DIRECTIVE: Restate each entry word for word, leaving nothing out.
--- start ROWS ---
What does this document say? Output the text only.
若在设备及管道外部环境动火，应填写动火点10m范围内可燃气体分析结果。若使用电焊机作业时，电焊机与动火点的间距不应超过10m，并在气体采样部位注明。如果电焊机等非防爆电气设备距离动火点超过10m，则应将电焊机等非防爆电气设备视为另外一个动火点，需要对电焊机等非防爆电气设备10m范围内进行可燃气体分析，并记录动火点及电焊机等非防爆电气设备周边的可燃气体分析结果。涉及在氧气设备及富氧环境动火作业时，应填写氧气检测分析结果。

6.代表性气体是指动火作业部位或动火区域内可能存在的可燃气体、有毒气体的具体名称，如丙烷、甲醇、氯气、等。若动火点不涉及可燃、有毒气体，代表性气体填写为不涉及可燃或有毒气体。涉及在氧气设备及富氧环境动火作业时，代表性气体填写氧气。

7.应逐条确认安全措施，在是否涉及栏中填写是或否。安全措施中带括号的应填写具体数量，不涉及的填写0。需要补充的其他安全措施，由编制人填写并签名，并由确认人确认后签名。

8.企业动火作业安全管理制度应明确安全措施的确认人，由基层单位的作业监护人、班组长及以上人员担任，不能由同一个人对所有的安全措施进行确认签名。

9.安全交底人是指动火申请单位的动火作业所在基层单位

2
--- end ROWS ---
RESULT BELOW:
What does this document say? Output the text only.
若在设备及管道外部环境动火，应填写动火点10m范围内可燃气体分析结果。若使用电焊机作业时，电焊机与动火点的间距不应超过10m，并在气体采样部位注明。如果电焊机等非防爆电气设备距离动火点超过10m，则应将电焊机等非防爆电气设备视为另外一个动火点，需要对电焊机等非防爆电气设备10m范围内进行可燃气体分析，并记录动火点及电焊机等非防爆电气设备周边的可燃气体分析结果。涉及在氧气设备及富氧环境动火作业时，应填写氧气检测分析结果。

6.代表性气体是指动火作业部位或动火区域内可能存在的可燃气体、有毒气体的具体名称，如丙烷、甲醇、氯气、等。若动火点不涉及可燃、有毒气体，代表性气体填写为不涉及可燃或有毒气体。涉及在氧气设备及富氧环境动火作业时，代表性气体填写氧气。

7.应逐条确认安全措施，在是否涉及栏中填写是或否。安全措施中带括号的应填写具体数量，不涉及的填写0。需要补充的其他安全措施，由编制人填写并签名，并由确认人确认后签名。

8.企业动火作业安全管理制度应明确安全措施的确认人，由基层单位的作业监护人、班组长及以上人员担任，不能由同一个人对所有的安全措施进行确认签名。

9.安全交底人是指动火申请单位的动火作业所在基层单位

2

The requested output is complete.